WHAT IS NEEDED -> Every line below is to be copied exactly, with the pictures left out.

Records contained in a dataset ->
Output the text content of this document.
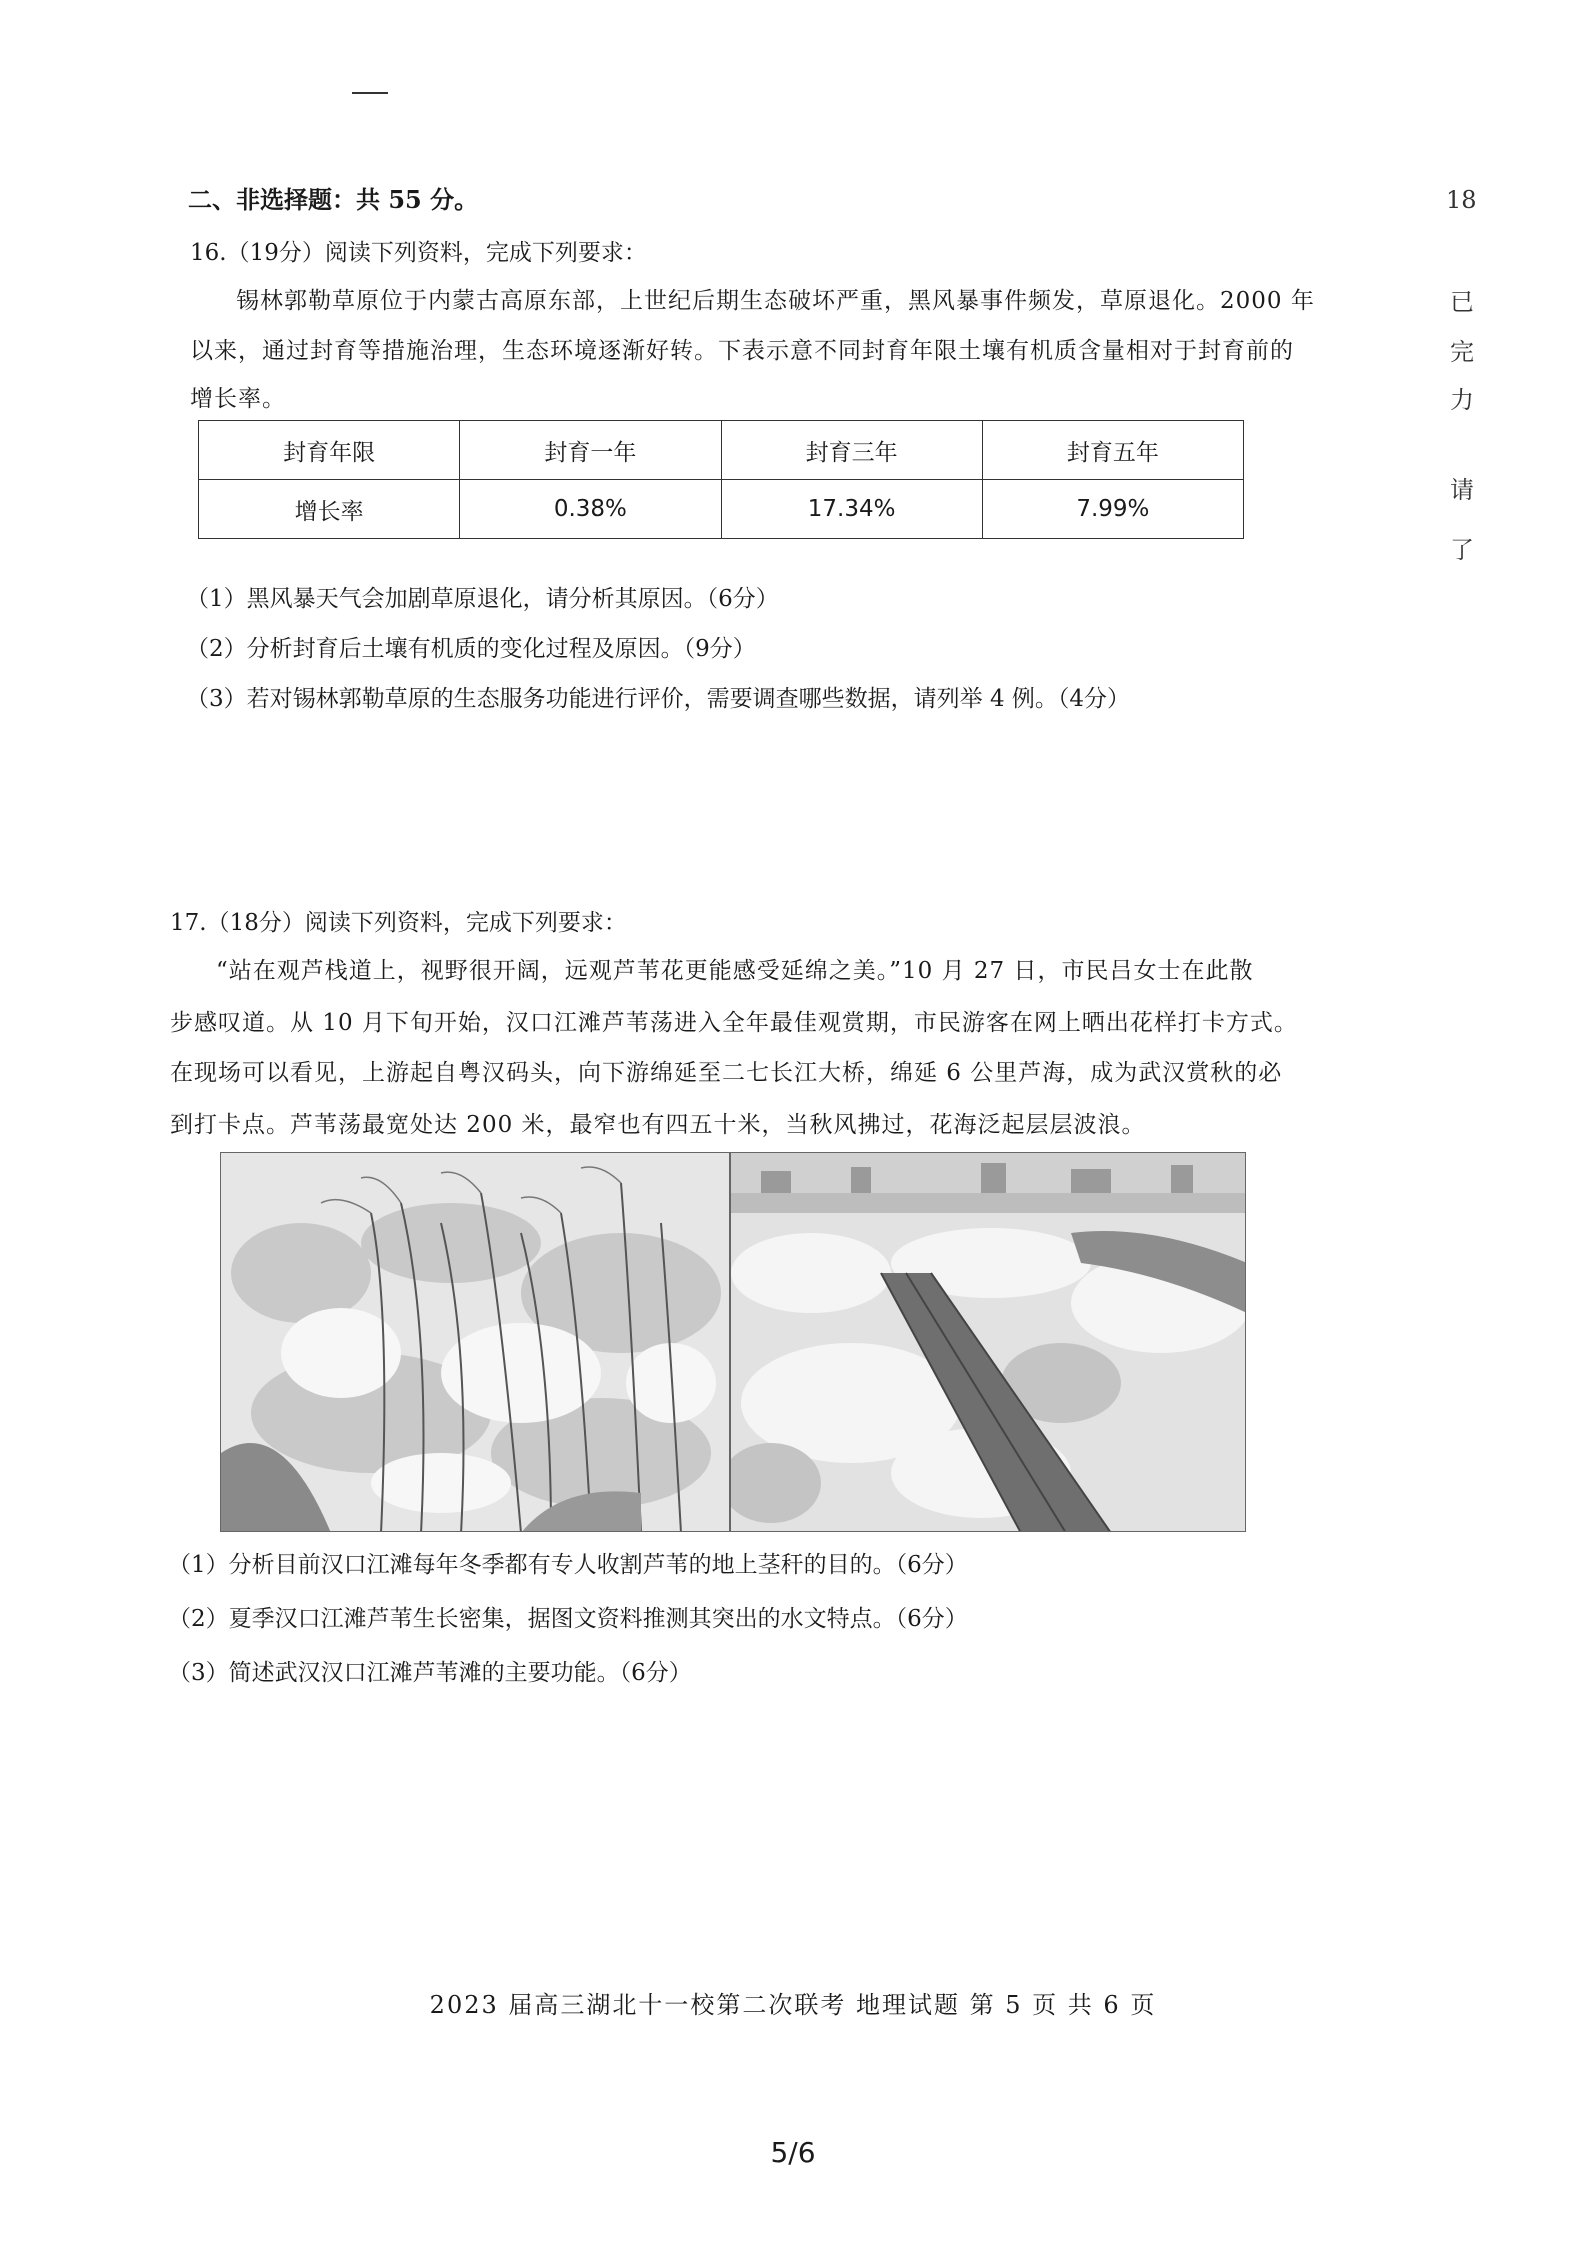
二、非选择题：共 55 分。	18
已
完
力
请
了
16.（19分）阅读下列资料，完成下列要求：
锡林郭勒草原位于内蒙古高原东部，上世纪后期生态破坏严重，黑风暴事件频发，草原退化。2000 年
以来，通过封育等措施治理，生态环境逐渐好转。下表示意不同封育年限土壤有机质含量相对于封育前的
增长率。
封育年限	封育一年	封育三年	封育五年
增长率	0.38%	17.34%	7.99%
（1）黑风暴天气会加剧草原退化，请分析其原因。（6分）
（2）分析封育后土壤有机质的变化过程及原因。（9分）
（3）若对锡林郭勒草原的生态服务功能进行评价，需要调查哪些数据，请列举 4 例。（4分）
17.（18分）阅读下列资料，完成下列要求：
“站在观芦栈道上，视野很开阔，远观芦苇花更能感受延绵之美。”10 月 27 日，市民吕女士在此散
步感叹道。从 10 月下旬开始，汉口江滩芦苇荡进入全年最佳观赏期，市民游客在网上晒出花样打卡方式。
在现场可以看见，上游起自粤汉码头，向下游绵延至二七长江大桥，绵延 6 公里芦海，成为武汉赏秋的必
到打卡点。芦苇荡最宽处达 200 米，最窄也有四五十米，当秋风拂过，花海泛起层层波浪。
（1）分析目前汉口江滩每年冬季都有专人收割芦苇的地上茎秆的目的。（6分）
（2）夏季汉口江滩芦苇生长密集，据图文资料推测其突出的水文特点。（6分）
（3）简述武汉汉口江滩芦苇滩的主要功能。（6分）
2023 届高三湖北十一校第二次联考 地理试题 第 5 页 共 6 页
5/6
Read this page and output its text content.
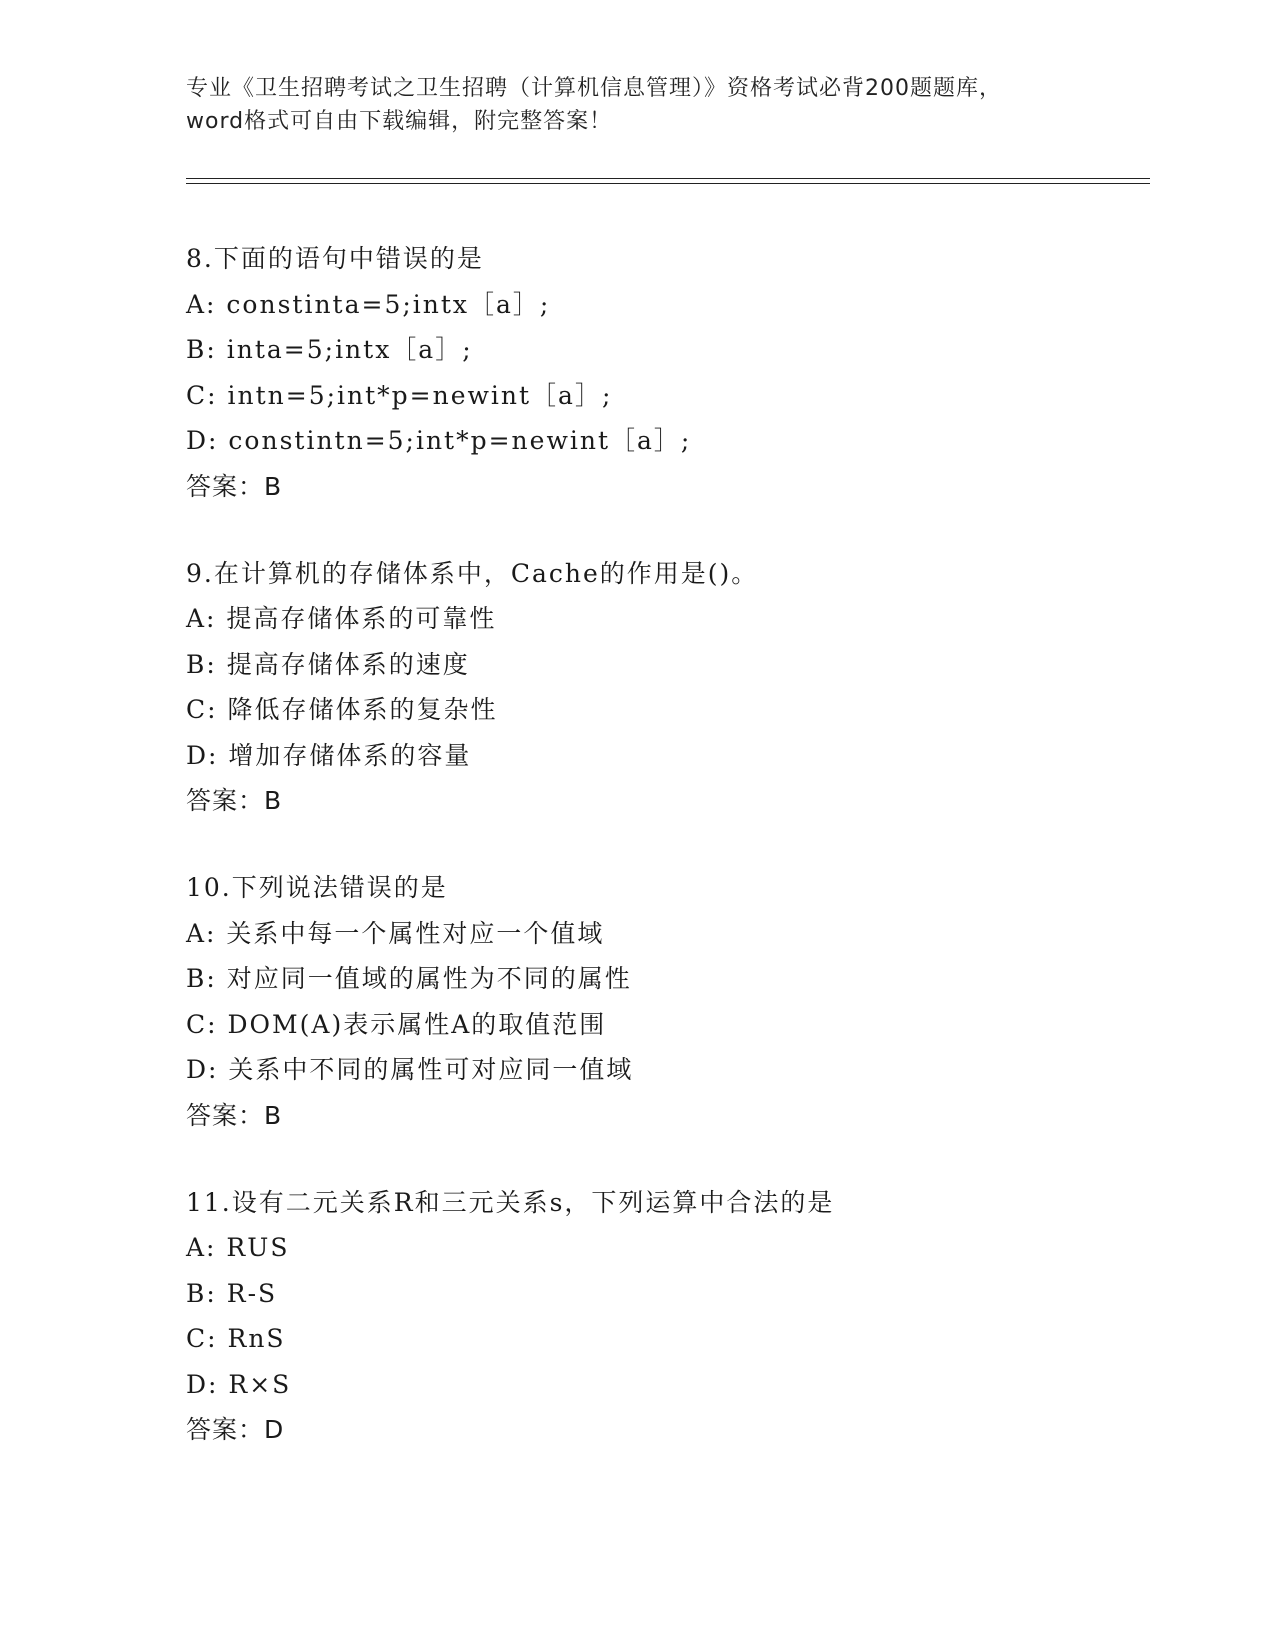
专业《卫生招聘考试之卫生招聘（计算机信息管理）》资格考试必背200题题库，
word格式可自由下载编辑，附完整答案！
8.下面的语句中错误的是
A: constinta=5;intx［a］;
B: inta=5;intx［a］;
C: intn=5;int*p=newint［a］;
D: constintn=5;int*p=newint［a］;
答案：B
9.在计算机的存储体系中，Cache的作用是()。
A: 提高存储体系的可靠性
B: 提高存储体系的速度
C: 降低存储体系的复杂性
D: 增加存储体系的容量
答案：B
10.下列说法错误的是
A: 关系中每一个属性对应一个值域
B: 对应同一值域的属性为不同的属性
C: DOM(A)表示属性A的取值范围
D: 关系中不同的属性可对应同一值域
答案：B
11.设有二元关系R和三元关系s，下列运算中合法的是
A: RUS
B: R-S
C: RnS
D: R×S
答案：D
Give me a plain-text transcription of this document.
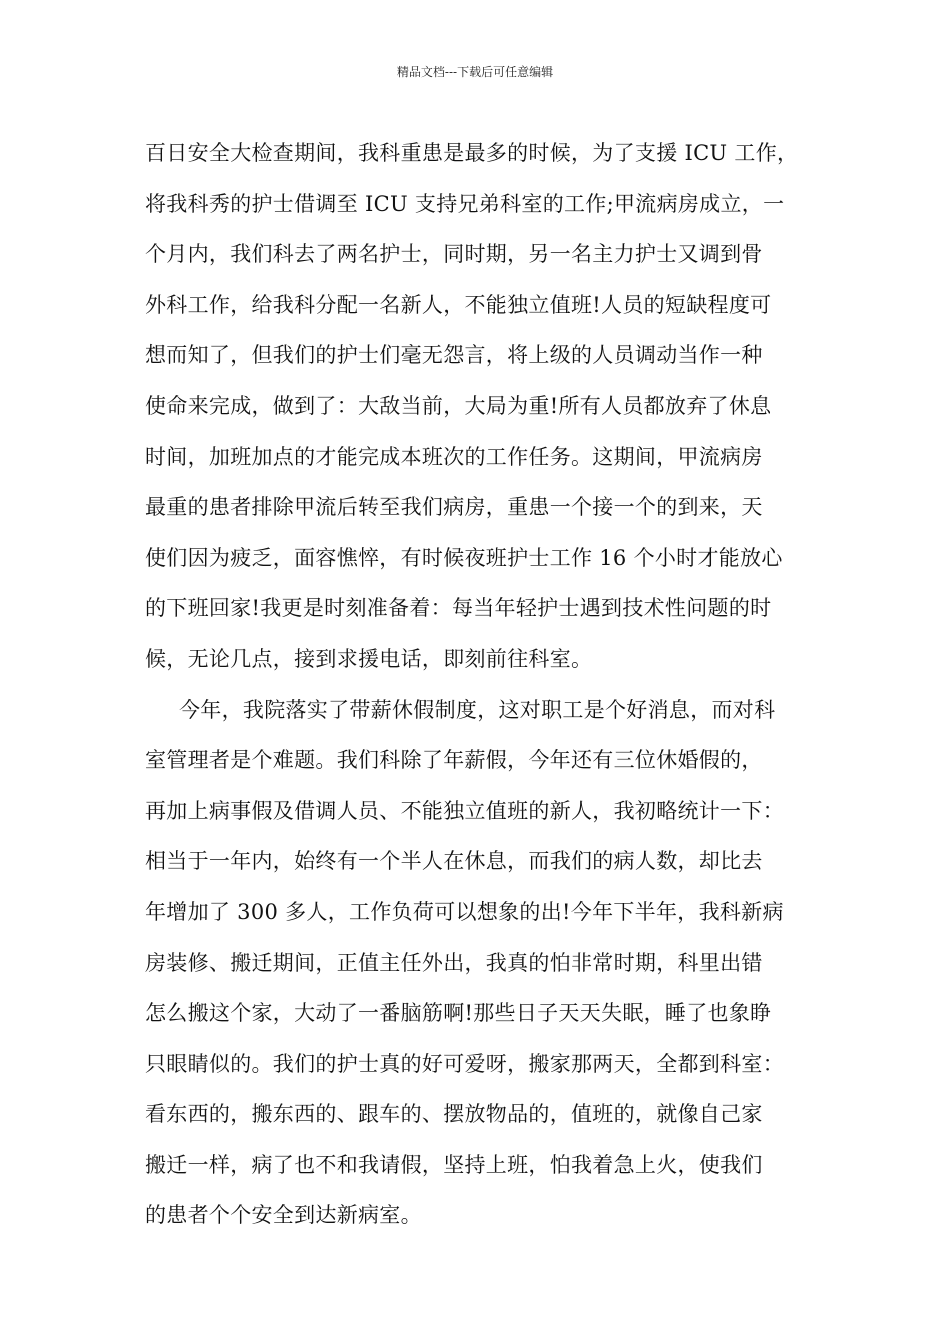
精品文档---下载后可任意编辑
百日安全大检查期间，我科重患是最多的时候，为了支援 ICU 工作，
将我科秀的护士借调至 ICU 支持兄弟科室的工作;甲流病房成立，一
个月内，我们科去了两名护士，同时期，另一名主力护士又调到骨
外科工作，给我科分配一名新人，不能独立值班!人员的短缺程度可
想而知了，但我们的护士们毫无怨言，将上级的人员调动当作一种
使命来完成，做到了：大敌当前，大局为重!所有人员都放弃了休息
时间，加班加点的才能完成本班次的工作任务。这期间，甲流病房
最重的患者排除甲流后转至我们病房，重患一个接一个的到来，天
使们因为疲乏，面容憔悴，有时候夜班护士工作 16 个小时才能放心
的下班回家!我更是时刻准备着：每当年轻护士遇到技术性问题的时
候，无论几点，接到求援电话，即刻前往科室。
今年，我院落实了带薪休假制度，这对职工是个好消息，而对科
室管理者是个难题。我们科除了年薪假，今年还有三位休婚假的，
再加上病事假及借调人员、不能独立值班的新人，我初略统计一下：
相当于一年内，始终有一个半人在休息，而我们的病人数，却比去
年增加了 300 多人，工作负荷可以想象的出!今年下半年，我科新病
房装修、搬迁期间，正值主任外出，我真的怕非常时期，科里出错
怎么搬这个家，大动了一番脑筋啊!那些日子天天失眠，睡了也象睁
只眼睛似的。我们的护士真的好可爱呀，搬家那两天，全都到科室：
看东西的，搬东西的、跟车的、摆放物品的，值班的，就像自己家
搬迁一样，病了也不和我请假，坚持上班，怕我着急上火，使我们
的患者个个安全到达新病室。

TASK RESPONSE ->
Output the text content of this document.
二、非选择题：共 55 分。	18
已
完
力
请
了
16.（19分）阅读下列资料，完成下列要求：
锡林郭勒草原位于内蒙古高原东部，上世纪后期生态破坏严重，黑风暴事件频发，草原退化。2000 年
以来，通过封育等措施治理，生态环境逐渐好转。下表示意不同封育年限土壤有机质含量相对于封育前的
增长率。
封育年限	封育一年	封育三年	封育五年
增长率	0.38%	17.34%	7.99%
（1）黑风暴天气会加剧草原退化，请分析其原因。（6分）
（2）分析封育后土壤有机质的变化过程及原因。（9分）
（3）若对锡林郭勒草原的生态服务功能进行评价，需要调查哪些数据，请列举 4 例。（4分）
17.（18分）阅读下列资料，完成下列要求：
“站在观芦栈道上，视野很开阔，远观芦苇花更能感受延绵之美。”10 月 27 日，市民吕女士在此散
步感叹道。从 10 月下旬开始，汉口江滩芦苇荡进入全年最佳观赏期，市民游客在网上晒出花样打卡方式。
在现场可以看见，上游起自粤汉码头，向下游绵延至二七长江大桥，绵延 6 公里芦海，成为武汉赏秋的必
到打卡点。芦苇荡最宽处达 200 米，最窄也有四五十米，当秋风拂过，花海泛起层层波浪。
（1）分析目前汉口江滩每年冬季都有专人收割芦苇的地上茎秆的目的。（6分）
（2）夏季汉口江滩芦苇生长密集，据图文资料推测其突出的水文特点。（6分）
（3）简述武汉汉口江滩芦苇滩的主要功能。（6分）
2023 届高三湖北十一校第二次联考 地理试题 第 5 页 共 6 页
5/6
Read this page and output its text content.
专业《卫生招聘考试之卫生招聘（计算机信息管理）》资格考试必背200题题库，
word格式可自由下载编辑，附完整答案！
8.下面的语句中错误的是
A: constinta=5;intx［a］;
B: inta=5;intx［a］;
C: intn=5;int*p=newint［a］;
D: constintn=5;int*p=newint［a］;
答案：B
9.在计算机的存储体系中，Cache的作用是()。
A: 提高存储体系的可靠性
B: 提高存储体系的速度
C: 降低存储体系的复杂性
D: 增加存储体系的容量
答案：B
10.下列说法错误的是
A: 关系中每一个属性对应一个值域
B: 对应同一值域的属性为不同的属性
C: DOM(A)表示属性A的取值范围
D: 关系中不同的属性可对应同一值域
答案：B
11.设有二元关系R和三元关系s，下列运算中合法的是
A: RUS
B: R-S
C: RnS
D: R×S
答案：D
Give me a plain-text transcription of this document.
精品文档---下载后可任意编辑
百日安全大检查期间，我科重患是最多的时候，为了支援 ICU 工作，
将我科秀的护士借调至 ICU 支持兄弟科室的工作;甲流病房成立，一
个月内，我们科去了两名护士，同时期，另一名主力护士又调到骨
外科工作，给我科分配一名新人，不能独立值班!人员的短缺程度可
想而知了，但我们的护士们毫无怨言，将上级的人员调动当作一种
使命来完成，做到了：大敌当前，大局为重!所有人员都放弃了休息
时间，加班加点的才能完成本班次的工作任务。这期间，甲流病房
最重的患者排除甲流后转至我们病房，重患一个接一个的到来，天
使们因为疲乏，面容憔悴，有时候夜班护士工作 16 个小时才能放心
的下班回家!我更是时刻准备着：每当年轻护士遇到技术性问题的时
候，无论几点，接到求援电话，即刻前往科室。
今年，我院落实了带薪休假制度，这对职工是个好消息，而对科
室管理者是个难题。我们科除了年薪假，今年还有三位休婚假的，
再加上病事假及借调人员、不能独立值班的新人，我初略统计一下：
相当于一年内，始终有一个半人在休息，而我们的病人数，却比去
年增加了 300 多人，工作负荷可以想象的出!今年下半年，我科新病
房装修、搬迁期间，正值主任外出，我真的怕非常时期，科里出错
怎么搬这个家，大动了一番脑筋啊!那些日子天天失眠，睡了也象睁
只眼睛似的。我们的护士真的好可爱呀，搬家那两天，全都到科室：
看东西的，搬东西的、跟车的、摆放物品的，值班的，就像自己家
搬迁一样，病了也不和我请假，坚持上班，怕我着急上火，使我们
的患者个个安全到达新病室。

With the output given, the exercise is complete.